Exercise requirements: Every entry below should be transcribed exactly; pictures stay out of the copy.

Data for this task:
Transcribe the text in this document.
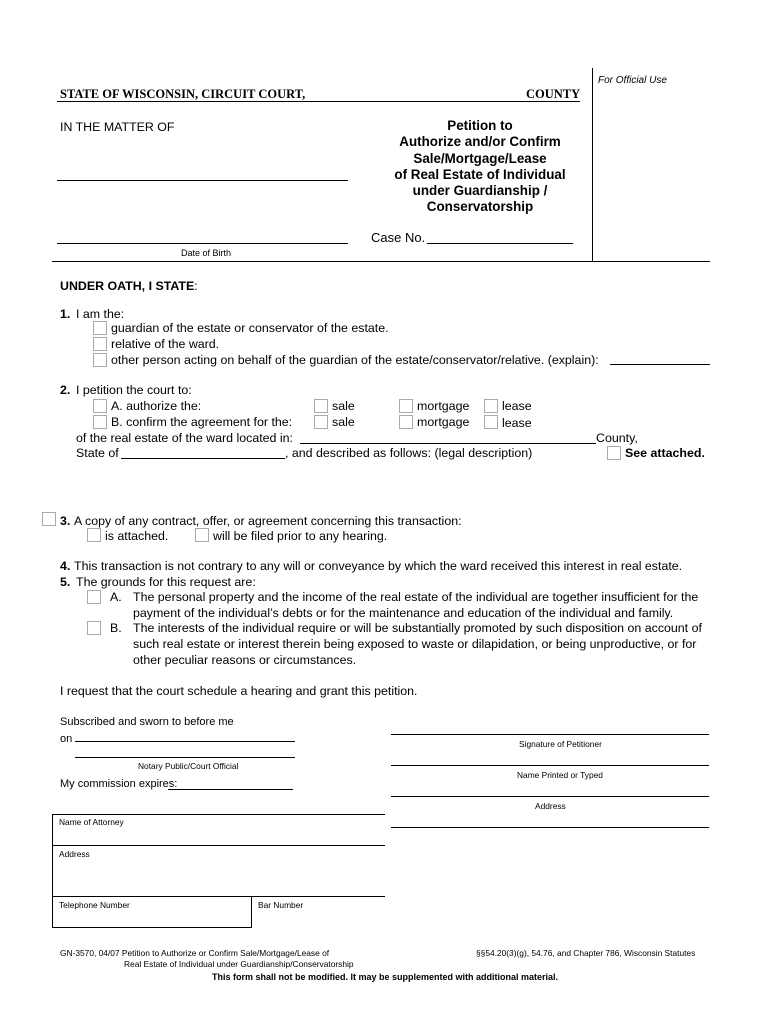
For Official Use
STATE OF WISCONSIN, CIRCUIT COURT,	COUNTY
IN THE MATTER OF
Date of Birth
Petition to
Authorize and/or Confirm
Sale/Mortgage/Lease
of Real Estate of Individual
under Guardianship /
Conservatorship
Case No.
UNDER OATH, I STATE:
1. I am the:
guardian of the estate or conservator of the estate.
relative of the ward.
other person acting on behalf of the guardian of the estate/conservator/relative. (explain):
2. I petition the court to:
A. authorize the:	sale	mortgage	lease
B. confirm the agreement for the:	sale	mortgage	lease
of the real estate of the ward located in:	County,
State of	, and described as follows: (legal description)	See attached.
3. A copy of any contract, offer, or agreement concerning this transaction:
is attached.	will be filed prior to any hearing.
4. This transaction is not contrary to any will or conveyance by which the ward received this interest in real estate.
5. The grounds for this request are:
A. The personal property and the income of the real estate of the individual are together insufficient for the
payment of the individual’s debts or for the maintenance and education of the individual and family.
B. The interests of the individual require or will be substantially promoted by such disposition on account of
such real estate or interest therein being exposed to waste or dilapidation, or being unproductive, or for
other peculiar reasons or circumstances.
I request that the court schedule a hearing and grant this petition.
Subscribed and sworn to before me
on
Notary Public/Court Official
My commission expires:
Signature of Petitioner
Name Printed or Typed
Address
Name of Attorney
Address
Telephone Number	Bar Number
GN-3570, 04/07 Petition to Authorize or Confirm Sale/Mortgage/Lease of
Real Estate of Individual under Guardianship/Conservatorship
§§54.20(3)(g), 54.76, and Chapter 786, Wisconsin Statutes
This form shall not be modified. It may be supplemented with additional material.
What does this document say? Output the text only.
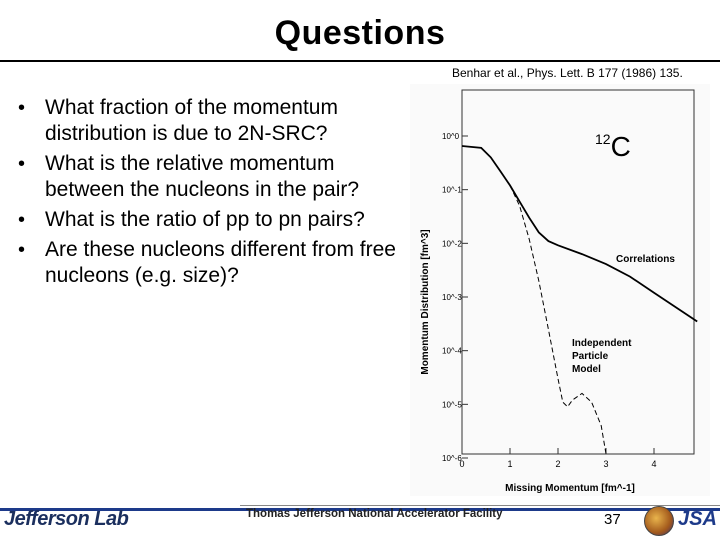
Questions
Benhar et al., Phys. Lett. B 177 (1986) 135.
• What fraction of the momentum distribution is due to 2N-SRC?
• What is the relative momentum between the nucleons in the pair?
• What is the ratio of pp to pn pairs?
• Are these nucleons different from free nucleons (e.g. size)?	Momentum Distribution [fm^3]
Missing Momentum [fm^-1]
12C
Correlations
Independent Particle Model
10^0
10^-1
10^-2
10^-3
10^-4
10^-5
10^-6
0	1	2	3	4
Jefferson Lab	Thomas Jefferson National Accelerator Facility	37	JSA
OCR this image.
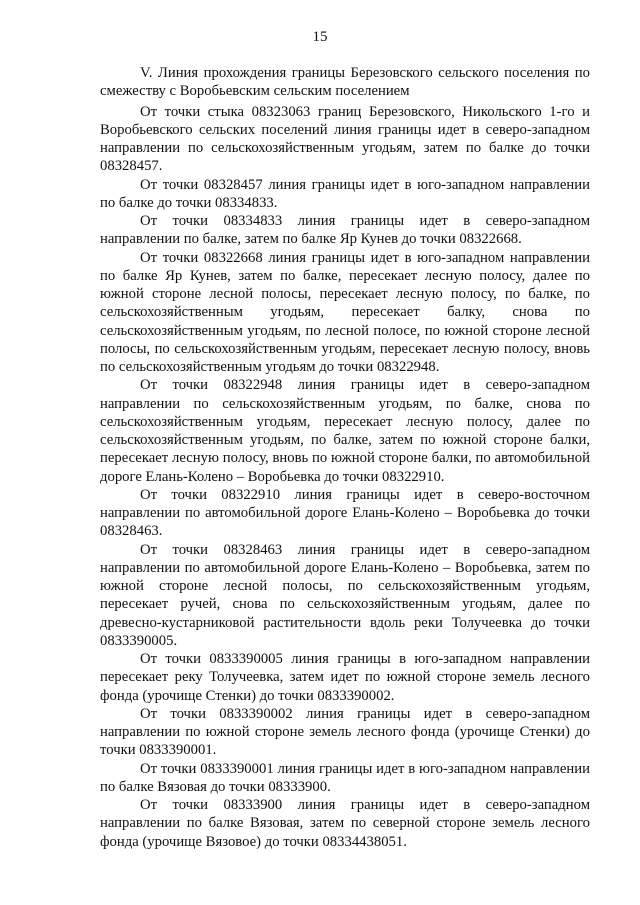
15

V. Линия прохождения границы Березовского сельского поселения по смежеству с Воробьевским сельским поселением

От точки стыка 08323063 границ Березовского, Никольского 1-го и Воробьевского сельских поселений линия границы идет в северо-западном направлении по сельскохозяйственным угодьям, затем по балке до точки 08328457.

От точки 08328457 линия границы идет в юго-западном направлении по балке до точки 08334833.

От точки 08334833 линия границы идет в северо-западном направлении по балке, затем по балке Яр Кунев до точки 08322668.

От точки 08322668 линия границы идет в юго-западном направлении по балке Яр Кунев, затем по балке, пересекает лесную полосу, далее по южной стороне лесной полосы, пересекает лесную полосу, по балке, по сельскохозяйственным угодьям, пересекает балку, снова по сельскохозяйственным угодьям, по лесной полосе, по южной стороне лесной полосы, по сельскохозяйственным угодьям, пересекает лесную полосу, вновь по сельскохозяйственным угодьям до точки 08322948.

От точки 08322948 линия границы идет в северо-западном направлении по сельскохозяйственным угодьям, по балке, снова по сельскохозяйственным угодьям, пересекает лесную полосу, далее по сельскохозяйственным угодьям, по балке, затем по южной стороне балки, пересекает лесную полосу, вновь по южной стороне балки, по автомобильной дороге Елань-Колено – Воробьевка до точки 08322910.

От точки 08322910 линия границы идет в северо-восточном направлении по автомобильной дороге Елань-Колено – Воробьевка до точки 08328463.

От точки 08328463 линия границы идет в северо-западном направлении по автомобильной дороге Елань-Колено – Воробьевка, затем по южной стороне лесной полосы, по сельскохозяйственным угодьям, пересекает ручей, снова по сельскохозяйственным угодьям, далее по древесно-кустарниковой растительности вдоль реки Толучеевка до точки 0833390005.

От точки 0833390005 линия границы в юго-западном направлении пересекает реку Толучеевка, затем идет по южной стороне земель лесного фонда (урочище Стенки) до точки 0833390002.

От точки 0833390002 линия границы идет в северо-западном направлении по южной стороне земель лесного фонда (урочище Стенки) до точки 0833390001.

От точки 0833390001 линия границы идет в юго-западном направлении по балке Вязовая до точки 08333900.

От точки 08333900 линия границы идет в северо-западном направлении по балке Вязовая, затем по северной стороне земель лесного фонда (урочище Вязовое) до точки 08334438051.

Reply to the exercise:
Transcribe the text in this document.
For Official Use
STATE OF WISCONSIN, CIRCUIT COURT,	COUNTY
IN THE MATTER OF
Date of Birth
Petition to
Authorize and/or Confirm
Sale/Mortgage/Lease
of Real Estate of Individual
under Guardianship /
Conservatorship
Case No.
UNDER OATH, I STATE:
1. I am the:
guardian of the estate or conservator of the estate.
relative of the ward.
other person acting on behalf of the guardian of the estate/conservator/relative. (explain):
2. I petition the court to:
A. authorize the:	sale	mortgage	lease
B. confirm the agreement for the:	sale	mortgage	lease
of the real estate of the ward located in:	County,
State of	, and described as follows: (legal description)	See attached.
3. A copy of any contract, offer, or agreement concerning this transaction:
is attached.	will be filed prior to any hearing.
4. This transaction is not contrary to any will or conveyance by which the ward received this interest in real estate.
5. The grounds for this request are:
A. The personal property and the income of the real estate of the individual are together insufficient for the
payment of the individual’s debts or for the maintenance and education of the individual and family.
B. The interests of the individual require or will be substantially promoted by such disposition on account of
such real estate or interest therein being exposed to waste or dilapidation, or being unproductive, or for
other peculiar reasons or circumstances.
I request that the court schedule a hearing and grant this petition.
Subscribed and sworn to before me
on
Notary Public/Court Official
My commission expires:
Signature of Petitioner
Name Printed or Typed
Address
Name of Attorney
Address
Telephone Number	Bar Number
GN-3570, 04/07 Petition to Authorize or Confirm Sale/Mortgage/Lease of
Real Estate of Individual under Guardianship/Conservatorship
§§54.20(3)(g), 54.76, and Chapter 786, Wisconsin Statutes
This form shall not be modified. It may be supplemented with additional material.
What does this document say? Output the text only.
Questions
Benhar et al., Phys. Lett. B 177 (1986) 135.
• What fraction of the momentum distribution is due to 2N-SRC?
• What is the relative momentum between the nucleons in the pair?
• What is the ratio of pp to pn pairs?
• Are these nucleons different from free nucleons (e.g. size)?	Momentum Distribution [fm^3]
Missing Momentum [fm^-1]
12C
Correlations
Independent Particle Model
10^0
10^-1
10^-2
10^-3
10^-4
10^-5
10^-6
0	1	2	3	4
Jefferson Lab	Thomas Jefferson National Accelerator Facility	37	JSA
OCR this image.
15

V. Линия прохождения границы Березовского сельского поселения по смежеству с Воробьевским сельским поселением

От точки стыка 08323063 границ Березовского, Никольского 1-го и Воробьевского сельских поселений линия границы идет в северо-западном направлении по сельскохозяйственным угодьям, затем по балке до точки 08328457.

От точки 08328457 линия границы идет в юго-западном направлении по балке до точки 08334833.

От точки 08334833 линия границы идет в северо-западном направлении по балке, затем по балке Яр Кунев до точки 08322668.

От точки 08322668 линия границы идет в юго-западном направлении по балке Яр Кунев, затем по балке, пересекает лесную полосу, далее по южной стороне лесной полосы, пересекает лесную полосу, по балке, по сельскохозяйственным угодьям, пересекает балку, снова по сельскохозяйственным угодьям, по лесной полосе, по южной стороне лесной полосы, по сельскохозяйственным угодьям, пересекает лесную полосу, вновь по сельскохозяйственным угодьям до точки 08322948.

От точки 08322948 линия границы идет в северо-западном направлении по сельскохозяйственным угодьям, по балке, снова по сельскохозяйственным угодьям, пересекает лесную полосу, далее по сельскохозяйственным угодьям, по балке, затем по южной стороне балки, пересекает лесную полосу, вновь по южной стороне балки, по автомобильной дороге Елань-Колено – Воробьевка до точки 08322910.

От точки 08322910 линия границы идет в северо-восточном направлении по автомобильной дороге Елань-Колено – Воробьевка до точки 08328463.

От точки 08328463 линия границы идет в северо-западном направлении по автомобильной дороге Елань-Колено – Воробьевка, затем по южной стороне лесной полосы, по сельскохозяйственным угодьям, пересекает ручей, снова по сельскохозяйственным угодьям, далее по древесно-кустарниковой растительности вдоль реки Толучеевка до точки 0833390005.

От точки 0833390005 линия границы в юго-западном направлении пересекает реку Толучеевка, затем идет по южной стороне земель лесного фонда (урочище Стенки) до точки 0833390002.

От точки 0833390002 линия границы идет в северо-западном направлении по южной стороне земель лесного фонда (урочище Стенки) до точки 0833390001.

От точки 0833390001 линия границы идет в юго-западном направлении по балке Вязовая до точки 08333900.

От точки 08333900 линия границы идет в северо-западном направлении по балке Вязовая, затем по северной стороне земель лесного фонда (урочище Вязовое) до точки 08334438051.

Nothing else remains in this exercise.